### Problem statement
In the records below, find each line containing the word "which" and copy it.

### Record excerpts
** BEGIN **
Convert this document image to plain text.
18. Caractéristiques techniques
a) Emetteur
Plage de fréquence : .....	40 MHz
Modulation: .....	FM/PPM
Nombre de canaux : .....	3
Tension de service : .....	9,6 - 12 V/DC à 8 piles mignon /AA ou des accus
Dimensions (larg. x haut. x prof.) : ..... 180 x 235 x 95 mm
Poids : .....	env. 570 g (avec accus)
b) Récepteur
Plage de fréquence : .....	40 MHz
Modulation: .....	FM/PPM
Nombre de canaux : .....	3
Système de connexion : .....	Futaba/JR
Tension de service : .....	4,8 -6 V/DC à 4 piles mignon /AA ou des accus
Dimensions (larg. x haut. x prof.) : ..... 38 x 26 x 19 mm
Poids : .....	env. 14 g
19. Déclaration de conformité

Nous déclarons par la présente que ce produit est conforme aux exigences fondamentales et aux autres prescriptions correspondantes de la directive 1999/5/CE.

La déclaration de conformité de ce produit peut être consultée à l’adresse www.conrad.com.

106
** END **
** BEGIN **
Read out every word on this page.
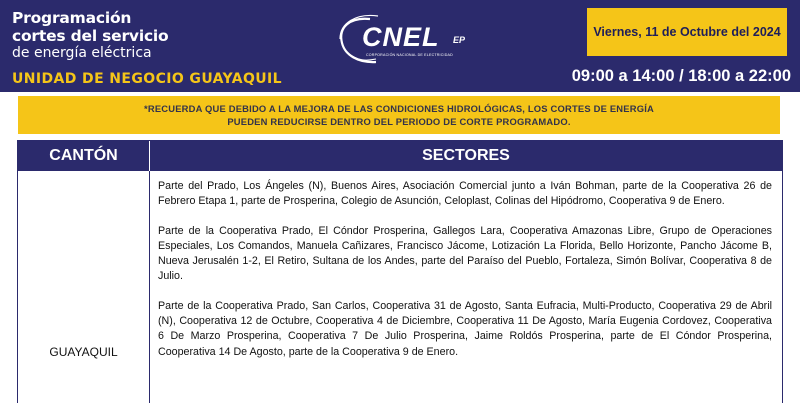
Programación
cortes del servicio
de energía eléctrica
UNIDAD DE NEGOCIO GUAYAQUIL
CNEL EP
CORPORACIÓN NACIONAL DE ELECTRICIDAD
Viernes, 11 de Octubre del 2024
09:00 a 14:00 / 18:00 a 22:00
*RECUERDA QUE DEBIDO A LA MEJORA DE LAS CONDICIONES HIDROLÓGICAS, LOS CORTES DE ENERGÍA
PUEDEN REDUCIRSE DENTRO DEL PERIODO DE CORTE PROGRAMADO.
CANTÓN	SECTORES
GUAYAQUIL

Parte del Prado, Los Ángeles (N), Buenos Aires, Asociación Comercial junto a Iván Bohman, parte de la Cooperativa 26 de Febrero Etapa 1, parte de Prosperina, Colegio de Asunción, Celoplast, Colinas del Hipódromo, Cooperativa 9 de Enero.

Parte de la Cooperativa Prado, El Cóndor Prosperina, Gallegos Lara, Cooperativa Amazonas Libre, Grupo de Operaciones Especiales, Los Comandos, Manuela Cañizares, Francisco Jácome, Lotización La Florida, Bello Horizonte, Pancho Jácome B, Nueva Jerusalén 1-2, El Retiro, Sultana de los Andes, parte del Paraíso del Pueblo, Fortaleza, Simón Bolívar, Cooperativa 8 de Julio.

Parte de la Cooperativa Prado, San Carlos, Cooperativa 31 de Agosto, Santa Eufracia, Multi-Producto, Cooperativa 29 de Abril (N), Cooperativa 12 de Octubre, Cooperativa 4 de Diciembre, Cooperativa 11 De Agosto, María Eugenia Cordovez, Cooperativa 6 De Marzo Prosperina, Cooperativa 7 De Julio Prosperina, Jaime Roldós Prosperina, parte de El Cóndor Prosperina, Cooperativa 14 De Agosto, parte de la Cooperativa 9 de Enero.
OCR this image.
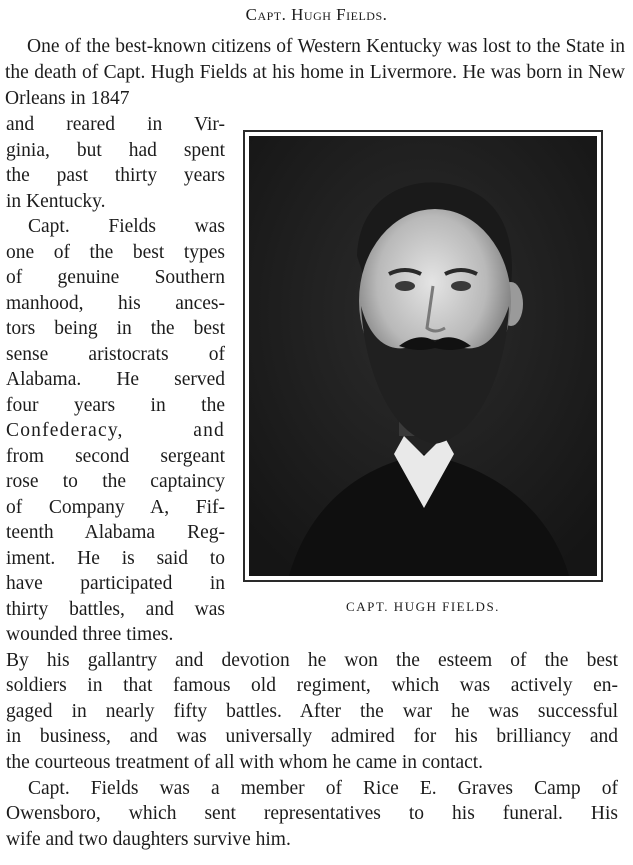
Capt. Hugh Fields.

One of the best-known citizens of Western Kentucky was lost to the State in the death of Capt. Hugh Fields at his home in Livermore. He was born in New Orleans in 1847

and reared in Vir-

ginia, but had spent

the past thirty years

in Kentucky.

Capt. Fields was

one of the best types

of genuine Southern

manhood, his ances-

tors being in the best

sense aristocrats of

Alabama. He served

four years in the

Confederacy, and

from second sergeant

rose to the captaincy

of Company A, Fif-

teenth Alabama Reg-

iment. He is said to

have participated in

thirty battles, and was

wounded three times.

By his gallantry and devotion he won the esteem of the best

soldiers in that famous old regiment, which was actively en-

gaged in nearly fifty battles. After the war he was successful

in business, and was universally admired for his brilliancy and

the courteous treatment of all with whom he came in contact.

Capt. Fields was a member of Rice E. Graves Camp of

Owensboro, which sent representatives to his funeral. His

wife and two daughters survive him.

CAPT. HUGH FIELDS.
** END **
### Response to this task
soldiers in that famous old regiment, which was actively en-
Owensboro, which sent representatives to his funeral. His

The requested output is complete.